## Problem requirements
Give the data below again exactly as written, without its pictures.

§

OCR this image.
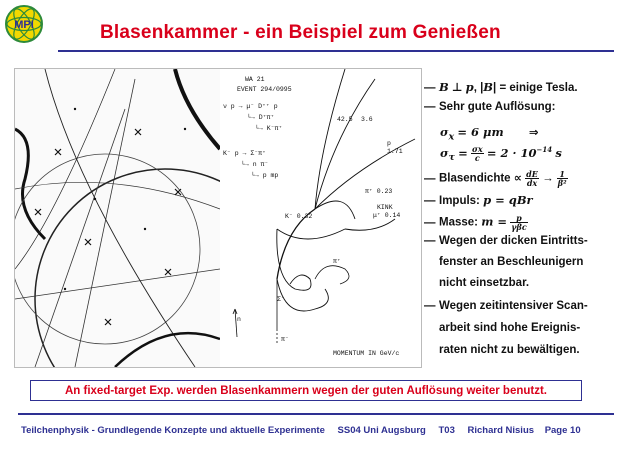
MPI	Blasenkammer - ein Beispiel zum Genießen
WA 21
EVENT 294/0995
ν p → μ⁻ D⁺⁺ p
└→ D⁺π⁺
└→ K⁻π⁺
K⁻ p → Σ⁻π⁺
└→ n π⁻
└→ p mp
42.5 3.6
p
1.71
π⁺ 0.23
KINK
μ⁺ 0.14
K⁻ 0.32
π⁺
Σ⁻
n
π⁻
MOMENTUM IN GeV/c
— B ⊥ p, |B| = einige Tesla.
— Sehr gute Auflösung:
$\sigma_x = 6$ μm ⇒
$\sigma_\tau = \frac{\sigma x}{c} = 2 \cdot 10^{-14}$ s
— Blasendichte ∝ $\frac{dE}{dx} \to \frac{1}{\text{β²}}$
— Impuls: p = qBr
— Masse: $m = \frac{p}{\text{γβc}}$
— Wegen der dicken Eintritts-
fenster an Beschleunigern
nicht einsetzbar.
— Wegen zeitintensiver Scan-
arbeit sind hohe Ereignis-
raten nicht zu bewältigen.
An fixed-target Exp. werden Blasenkammern wegen der guten Auflösung weiter benutzt.
Teilchenphysik - Grundlegende Konzepte und aktuelle Experimente SS04 Uni Augsburg T03 Richard Nisius Page 10
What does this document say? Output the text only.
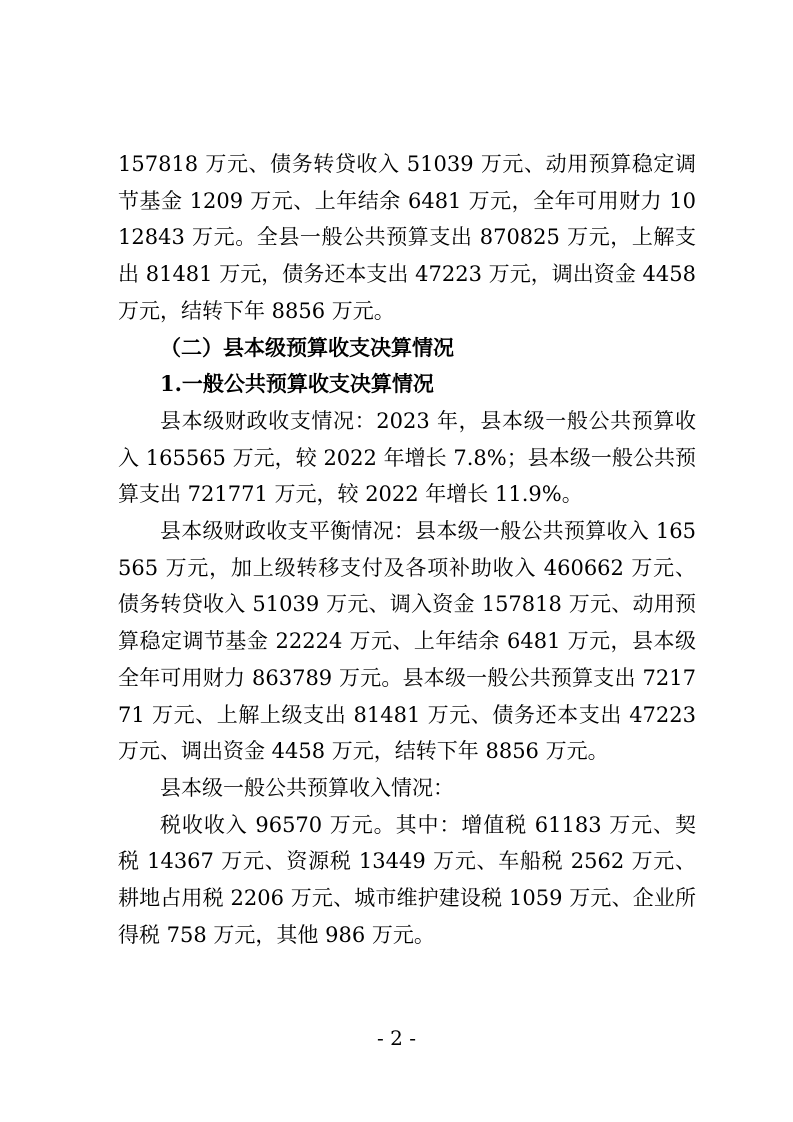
157818 万元、债务转贷收入 51039 万元、动用预算稳定调节基金 1209 万元、上年结余 6481 万元，全年可用财力 1012843 万元。全县一般公共预算支出 870825 万元，上解支出 81481 万元，债务还本支出 47223 万元，调出资金 4458 万元，结转下年 8856 万元。

（二）县本级预算收支决算情况

1.一般公共预算收支决算情况

县本级财政收支情况：2023 年，县本级一般公共预算收入 165565 万元，较 2022 年增长 7.8%；县本级一般公共预算支出 721771 万元，较 2022 年增长 11.9%。

县本级财政收支平衡情况：县本级一般公共预算收入 165565 万元，加上级转移支付及各项补助收入 460662 万元、债务转贷收入 51039 万元、调入资金 157818 万元、动用预算稳定调节基金 22224 万元、上年结余 6481 万元，县本级全年可用财力 863789 万元。县本级一般公共预算支出 721771 万元、上解上级支出 81481 万元、债务还本支出 47223 万元、调出资金 4458 万元，结转下年 8856 万元。

县本级一般公共预算收入情况：

税收收入 96570 万元。其中：增值税 61183 万元、契税 14367 万元、资源税 13449 万元、车船税 2562 万元、耕地占用税 2206 万元、城市维护建设税 1059 万元、企业所得税 758 万元，其他 986 万元。

- 2 -
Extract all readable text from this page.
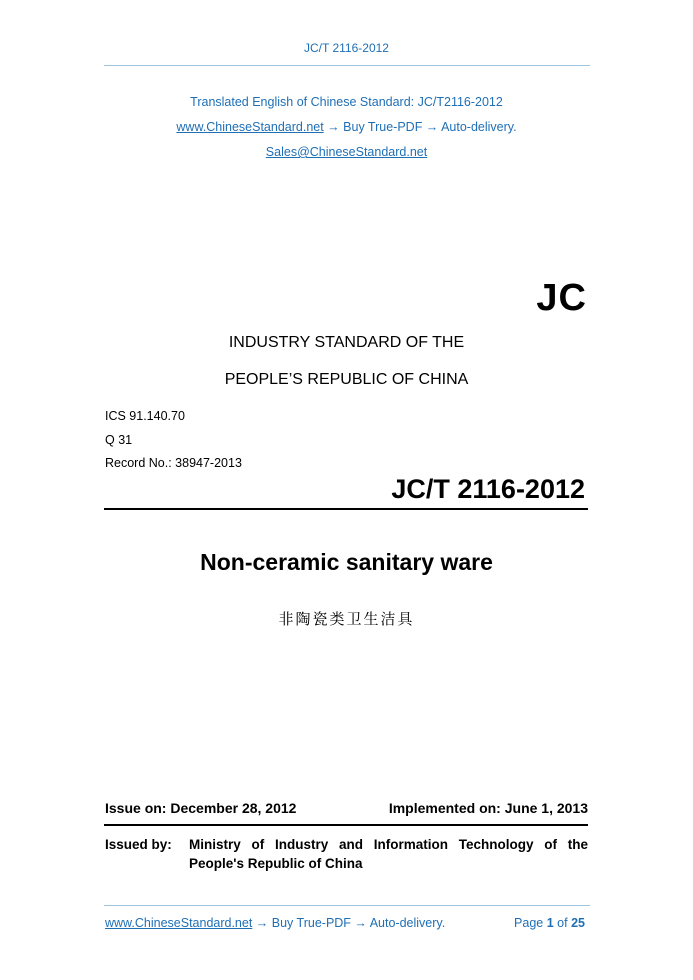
JC/T 2116-2012
Translated English of Chinese Standard: JC/T2116-2012
www.ChineseStandard.net → Buy True-PDF → Auto-delivery.
Sales@ChineseStandard.net
JC
INDUSTRY STANDARD OF THE
PEOPLE’S REPUBLIC OF CHINA
ICS 91.140.70
Q 31
Record No.: 38947-2013
JC/T 2116-2012
Non-ceramic sanitary ware
非陶瓷类卫生洁具
Issue on: December 28, 2012	Implemented on: June 1, 2013
Issued by: Ministry of Industry and Information Technology of the
People's Republic of China
www.ChineseStandard.net → Buy True-PDF → Auto-delivery.	Page 1 of 25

§

## Written solution
OCR this image.
MPI	Blasenkammer - ein Beispiel zum Genießen
WA 21
EVENT 294/0995
ν p → μ⁻ D⁺⁺ p
└→ D⁺π⁺
└→ K⁻π⁺
K⁻ p → Σ⁻π⁺
└→ n π⁻
└→ p mp
42.5 3.6
p
1.71
π⁺ 0.23
KINK
μ⁺ 0.14
K⁻ 0.32
π⁺
Σ⁻
n
π⁻
MOMENTUM IN GeV/c
— B ⊥ p, |B| = einige Tesla.
— Sehr gute Auflösung:
$\sigma_x = 6$ μm ⇒
$\sigma_\tau = \frac{\sigma x}{c} = 2 \cdot 10^{-14}$ s
— Blasendichte ∝ $\frac{dE}{dx} \to \frac{1}{\text{β²}}$
— Impuls: p = qBr
— Masse: $m = \frac{p}{\text{γβc}}$
— Wegen der dicken Eintritts-
fenster an Beschleunigern
nicht einsetzbar.
— Wegen zeitintensiver Scan-
arbeit sind hohe Ereignis-
raten nicht zu bewältigen.
An fixed-target Exp. werden Blasenkammern wegen der guten Auflösung weiter benutzt.
Teilchenphysik - Grundlegende Konzepte und aktuelle Experimente SS04 Uni Augsburg T03 Richard Nisius Page 10
What does this document say? Output the text only.
157818 万元、债务转贷收入 51039 万元、动用预算稳定调节基金 1209 万元、上年结余 6481 万元，全年可用财力 1012843 万元。全县一般公共预算支出 870825 万元，上解支出 81481 万元，债务还本支出 47223 万元，调出资金 4458 万元，结转下年 8856 万元。

（二）县本级预算收支决算情况

1.一般公共预算收支决算情况

县本级财政收支情况：2023 年，县本级一般公共预算收入 165565 万元，较 2022 年增长 7.8%；县本级一般公共预算支出 721771 万元，较 2022 年增长 11.9%。

县本级财政收支平衡情况：县本级一般公共预算收入 165565 万元，加上级转移支付及各项补助收入 460662 万元、债务转贷收入 51039 万元、调入资金 157818 万元、动用预算稳定调节基金 22224 万元、上年结余 6481 万元，县本级全年可用财力 863789 万元。县本级一般公共预算支出 721771 万元、上解上级支出 81481 万元、债务还本支出 47223 万元、调出资金 4458 万元，结转下年 8856 万元。

县本级一般公共预算收入情况：

税收收入 96570 万元。其中：增值税 61183 万元、契税 14367 万元、资源税 13449 万元、车船税 2562 万元、耕地占用税 2206 万元、城市维护建设税 1059 万元、企业所得税 758 万元，其他 986 万元。

- 2 -
Extract all readable text from this page.
JC/T 2116-2012
Translated English of Chinese Standard: JC/T2116-2012
www.ChineseStandard.net → Buy True-PDF → Auto-delivery.
Sales@ChineseStandard.net
JC
INDUSTRY STANDARD OF THE
PEOPLE’S REPUBLIC OF CHINA
ICS 91.140.70
Q 31
Record No.: 38947-2013
JC/T 2116-2012
Non-ceramic sanitary ware
非陶瓷类卫生洁具
Issue on: December 28, 2012	Implemented on: June 1, 2013
Issued by: Ministry of Industry and Information Technology of the
People's Republic of China
www.ChineseStandard.net → Buy True-PDF → Auto-delivery.	Page 1 of 25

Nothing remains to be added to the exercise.